### [Goal]
Each line containing the word "respect" must be collected.

### [Data in this exercise]
----------

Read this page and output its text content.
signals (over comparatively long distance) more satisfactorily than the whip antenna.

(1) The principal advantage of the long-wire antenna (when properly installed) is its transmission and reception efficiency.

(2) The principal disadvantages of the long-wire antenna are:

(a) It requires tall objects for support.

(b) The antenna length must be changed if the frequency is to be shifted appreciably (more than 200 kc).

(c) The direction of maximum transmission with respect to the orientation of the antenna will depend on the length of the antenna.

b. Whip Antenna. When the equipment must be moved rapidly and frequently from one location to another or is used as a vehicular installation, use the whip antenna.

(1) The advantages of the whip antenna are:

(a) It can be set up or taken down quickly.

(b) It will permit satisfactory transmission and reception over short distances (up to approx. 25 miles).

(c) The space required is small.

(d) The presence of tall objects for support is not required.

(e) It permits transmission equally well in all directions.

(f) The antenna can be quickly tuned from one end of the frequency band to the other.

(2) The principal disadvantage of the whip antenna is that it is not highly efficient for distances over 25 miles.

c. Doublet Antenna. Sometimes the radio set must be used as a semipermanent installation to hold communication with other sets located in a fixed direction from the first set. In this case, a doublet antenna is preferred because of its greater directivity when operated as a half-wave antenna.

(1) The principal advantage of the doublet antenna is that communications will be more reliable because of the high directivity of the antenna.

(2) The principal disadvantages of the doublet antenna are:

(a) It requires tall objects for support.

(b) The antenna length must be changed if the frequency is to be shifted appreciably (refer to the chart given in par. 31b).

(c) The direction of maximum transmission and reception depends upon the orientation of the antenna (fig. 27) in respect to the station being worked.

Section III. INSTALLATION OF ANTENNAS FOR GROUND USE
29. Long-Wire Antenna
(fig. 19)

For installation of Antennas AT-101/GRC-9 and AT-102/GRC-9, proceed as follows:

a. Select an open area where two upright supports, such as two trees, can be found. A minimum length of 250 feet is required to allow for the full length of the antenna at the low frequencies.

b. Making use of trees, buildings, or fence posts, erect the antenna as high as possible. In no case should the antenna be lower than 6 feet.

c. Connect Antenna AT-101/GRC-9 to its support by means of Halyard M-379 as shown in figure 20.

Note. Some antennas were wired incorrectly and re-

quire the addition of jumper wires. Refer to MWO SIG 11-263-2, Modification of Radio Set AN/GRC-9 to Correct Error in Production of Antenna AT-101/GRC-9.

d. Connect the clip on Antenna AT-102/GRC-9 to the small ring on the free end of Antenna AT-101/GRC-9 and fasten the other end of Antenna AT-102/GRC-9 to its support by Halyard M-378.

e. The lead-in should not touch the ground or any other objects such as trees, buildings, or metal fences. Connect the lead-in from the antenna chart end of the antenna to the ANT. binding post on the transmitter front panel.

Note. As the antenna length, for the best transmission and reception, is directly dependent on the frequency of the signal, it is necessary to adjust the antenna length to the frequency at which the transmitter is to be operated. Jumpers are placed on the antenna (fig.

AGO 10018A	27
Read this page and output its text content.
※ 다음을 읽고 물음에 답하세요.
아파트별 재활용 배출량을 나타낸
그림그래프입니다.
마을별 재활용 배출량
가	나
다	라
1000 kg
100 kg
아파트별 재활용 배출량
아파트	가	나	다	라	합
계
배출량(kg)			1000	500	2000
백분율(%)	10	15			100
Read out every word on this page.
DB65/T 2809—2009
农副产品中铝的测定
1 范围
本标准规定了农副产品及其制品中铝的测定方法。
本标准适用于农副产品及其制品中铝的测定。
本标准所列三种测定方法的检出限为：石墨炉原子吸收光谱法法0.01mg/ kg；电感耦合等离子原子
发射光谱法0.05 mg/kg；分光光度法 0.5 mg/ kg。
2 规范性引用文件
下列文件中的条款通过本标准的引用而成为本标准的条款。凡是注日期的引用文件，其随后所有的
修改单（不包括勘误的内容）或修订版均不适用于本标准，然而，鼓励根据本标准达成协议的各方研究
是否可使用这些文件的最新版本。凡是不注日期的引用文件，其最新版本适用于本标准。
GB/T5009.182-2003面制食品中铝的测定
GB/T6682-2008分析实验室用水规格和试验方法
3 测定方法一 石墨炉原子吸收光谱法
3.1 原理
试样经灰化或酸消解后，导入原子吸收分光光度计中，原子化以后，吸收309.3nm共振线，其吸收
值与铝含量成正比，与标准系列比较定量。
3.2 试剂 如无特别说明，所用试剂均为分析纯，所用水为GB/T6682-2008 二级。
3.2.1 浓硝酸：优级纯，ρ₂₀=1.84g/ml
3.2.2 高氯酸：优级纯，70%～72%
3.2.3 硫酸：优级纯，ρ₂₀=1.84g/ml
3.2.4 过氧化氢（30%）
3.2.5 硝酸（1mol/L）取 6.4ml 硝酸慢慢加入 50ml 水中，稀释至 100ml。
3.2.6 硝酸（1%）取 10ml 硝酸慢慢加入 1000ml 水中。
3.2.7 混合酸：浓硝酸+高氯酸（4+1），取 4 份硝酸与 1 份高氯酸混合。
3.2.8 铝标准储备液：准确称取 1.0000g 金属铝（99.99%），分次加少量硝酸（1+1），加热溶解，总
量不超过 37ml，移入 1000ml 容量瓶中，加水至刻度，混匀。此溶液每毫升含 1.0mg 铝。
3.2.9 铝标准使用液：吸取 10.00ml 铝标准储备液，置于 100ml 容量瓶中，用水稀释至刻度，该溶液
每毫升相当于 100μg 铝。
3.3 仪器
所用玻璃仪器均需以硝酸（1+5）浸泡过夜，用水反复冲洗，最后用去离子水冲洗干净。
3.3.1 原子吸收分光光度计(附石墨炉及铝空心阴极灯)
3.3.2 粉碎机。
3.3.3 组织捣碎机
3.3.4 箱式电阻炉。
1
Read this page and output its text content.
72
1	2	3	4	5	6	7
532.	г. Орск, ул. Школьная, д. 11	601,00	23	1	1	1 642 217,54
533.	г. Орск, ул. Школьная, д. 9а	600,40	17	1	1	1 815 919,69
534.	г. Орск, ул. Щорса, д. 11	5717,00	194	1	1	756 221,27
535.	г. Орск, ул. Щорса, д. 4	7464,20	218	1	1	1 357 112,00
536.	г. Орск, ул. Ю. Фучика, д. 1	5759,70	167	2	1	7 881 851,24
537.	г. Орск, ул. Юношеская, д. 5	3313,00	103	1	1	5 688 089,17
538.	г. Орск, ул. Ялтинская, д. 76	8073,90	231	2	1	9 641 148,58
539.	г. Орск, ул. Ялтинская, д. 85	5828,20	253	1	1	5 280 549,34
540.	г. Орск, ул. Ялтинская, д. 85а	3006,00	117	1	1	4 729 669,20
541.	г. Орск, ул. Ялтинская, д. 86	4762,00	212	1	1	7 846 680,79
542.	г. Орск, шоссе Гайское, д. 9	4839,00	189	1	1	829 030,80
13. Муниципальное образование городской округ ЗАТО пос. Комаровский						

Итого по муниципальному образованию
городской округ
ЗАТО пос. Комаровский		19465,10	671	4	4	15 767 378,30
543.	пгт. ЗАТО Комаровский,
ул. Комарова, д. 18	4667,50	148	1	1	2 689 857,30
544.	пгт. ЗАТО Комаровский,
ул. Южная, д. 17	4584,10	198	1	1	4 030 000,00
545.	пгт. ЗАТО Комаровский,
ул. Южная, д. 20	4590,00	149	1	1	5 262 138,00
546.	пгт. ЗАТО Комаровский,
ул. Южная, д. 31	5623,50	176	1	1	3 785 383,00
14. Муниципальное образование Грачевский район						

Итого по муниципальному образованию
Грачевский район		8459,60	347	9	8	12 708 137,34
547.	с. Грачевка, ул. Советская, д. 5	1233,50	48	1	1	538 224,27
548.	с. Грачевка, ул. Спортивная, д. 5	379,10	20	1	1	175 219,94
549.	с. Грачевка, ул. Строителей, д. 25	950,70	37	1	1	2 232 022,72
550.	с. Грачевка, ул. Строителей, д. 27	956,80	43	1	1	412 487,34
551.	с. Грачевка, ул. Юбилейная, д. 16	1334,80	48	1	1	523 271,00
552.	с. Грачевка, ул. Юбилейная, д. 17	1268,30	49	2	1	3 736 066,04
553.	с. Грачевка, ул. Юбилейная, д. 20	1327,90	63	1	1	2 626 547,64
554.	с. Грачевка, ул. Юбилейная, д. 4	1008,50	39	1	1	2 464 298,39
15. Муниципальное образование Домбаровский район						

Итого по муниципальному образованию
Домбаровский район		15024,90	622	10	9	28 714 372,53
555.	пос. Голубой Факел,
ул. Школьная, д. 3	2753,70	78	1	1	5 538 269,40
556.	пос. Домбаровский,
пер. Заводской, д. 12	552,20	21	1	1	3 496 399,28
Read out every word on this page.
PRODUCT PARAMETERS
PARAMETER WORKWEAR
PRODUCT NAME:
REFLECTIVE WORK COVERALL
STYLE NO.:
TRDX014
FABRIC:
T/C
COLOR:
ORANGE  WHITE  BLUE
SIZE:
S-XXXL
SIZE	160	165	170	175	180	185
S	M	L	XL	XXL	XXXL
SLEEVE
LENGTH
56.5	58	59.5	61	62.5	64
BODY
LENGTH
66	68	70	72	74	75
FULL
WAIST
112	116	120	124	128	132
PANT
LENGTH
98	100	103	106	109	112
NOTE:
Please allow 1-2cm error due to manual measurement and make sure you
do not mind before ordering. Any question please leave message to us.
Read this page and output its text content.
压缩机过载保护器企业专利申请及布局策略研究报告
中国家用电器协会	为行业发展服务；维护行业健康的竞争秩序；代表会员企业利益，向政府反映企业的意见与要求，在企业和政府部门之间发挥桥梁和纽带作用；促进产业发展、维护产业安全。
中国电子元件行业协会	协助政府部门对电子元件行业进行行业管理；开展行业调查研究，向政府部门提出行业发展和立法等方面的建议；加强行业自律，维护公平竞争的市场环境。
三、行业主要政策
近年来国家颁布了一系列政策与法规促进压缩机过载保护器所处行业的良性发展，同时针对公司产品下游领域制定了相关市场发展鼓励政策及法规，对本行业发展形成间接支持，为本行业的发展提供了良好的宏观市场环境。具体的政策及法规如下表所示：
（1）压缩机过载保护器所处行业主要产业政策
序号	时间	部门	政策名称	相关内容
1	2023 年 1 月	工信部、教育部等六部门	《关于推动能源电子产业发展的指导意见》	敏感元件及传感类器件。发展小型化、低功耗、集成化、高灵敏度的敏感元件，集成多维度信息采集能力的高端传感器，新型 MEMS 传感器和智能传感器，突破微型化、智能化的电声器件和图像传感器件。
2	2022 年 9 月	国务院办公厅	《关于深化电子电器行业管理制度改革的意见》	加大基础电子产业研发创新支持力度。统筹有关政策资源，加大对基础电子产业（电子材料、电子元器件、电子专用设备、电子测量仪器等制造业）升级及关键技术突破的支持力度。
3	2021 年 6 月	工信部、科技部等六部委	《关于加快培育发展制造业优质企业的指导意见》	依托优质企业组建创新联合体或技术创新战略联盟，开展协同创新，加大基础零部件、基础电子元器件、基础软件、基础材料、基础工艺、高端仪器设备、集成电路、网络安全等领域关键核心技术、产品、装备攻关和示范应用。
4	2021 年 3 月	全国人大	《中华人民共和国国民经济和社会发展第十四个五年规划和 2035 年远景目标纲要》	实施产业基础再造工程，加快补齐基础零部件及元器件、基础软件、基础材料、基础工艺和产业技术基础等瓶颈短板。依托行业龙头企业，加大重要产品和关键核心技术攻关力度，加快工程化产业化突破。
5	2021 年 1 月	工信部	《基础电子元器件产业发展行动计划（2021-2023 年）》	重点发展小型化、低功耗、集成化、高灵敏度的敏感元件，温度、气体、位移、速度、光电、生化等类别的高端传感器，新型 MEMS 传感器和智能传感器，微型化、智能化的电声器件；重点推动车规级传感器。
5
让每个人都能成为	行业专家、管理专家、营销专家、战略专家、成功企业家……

----------

### [Output below]
(c) The direction of maximum transmission with respect to the orientation of the antenna will depend on the length of the antenna.
(c) The direction of maximum transmission and reception depends upon the orientation of the antenna (fig. 27) in respect to the station being worked.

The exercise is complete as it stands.